-- DIRECTIONS FOR THIS TASK --
Transcribe all of the records word for word, but omit the pictures.
─── RECORDS TO PROCESS ───
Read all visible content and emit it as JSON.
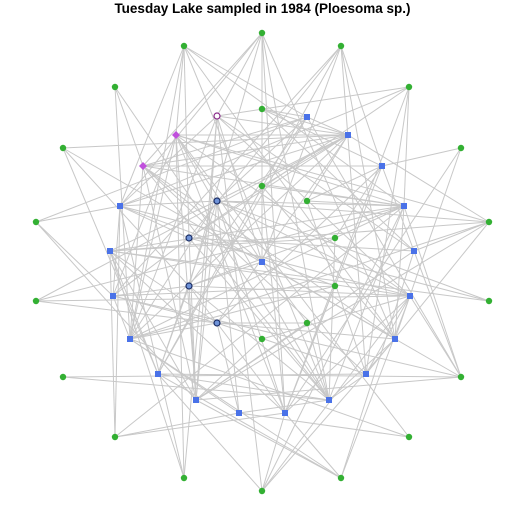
{
  "title": "Tuesday Lake sampled in 1984 (Ploesoma sp.)",
  "colors": {
    "edge": "#c8c8c8",
    "producer": "#33b033",
    "consumer": "#4a72e8",
    "circle_node_fill": "#6f93d8",
    "circle_node_outline": "#1c2f66",
    "top_outline": "#8a2a8a",
    "top_diamond": "#c050dc"
  },
  "node_types": {
    "producer": "green-circle",
    "consumer": "blue-square",
    "consumer_circle": "blue-outlined-circle",
    "top_circle": "white-outlined-circle",
    "top_diamond": "purple-diamond"
  },
  "edge_count": 240
}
───
-- OUTPUT BELOW --
Read all visible content and emit it as JSON.
{
  "title": "Tuesday Lake sampled in 1984 (Ploesoma sp.)",
  "colors": {
    "edge": "#c8c8c8",
    "producer": "#33b033",
    "consumer": "#4a72e8",
    "circle_node_fill": "#6f93d8",
    "circle_node_outline": "#1c2f66",
    "top_outline": "#8a2a8a",
    "top_diamond": "#c050dc"
  },
  "node_types": {
    "producer": "green-circle",
    "consumer": "blue-square",
    "consumer_circle": "blue-outlined-circle",
    "top_circle": "white-outlined-circle",
    "top_diamond": "purple-diamond"
  },
  "edge_count": 240
}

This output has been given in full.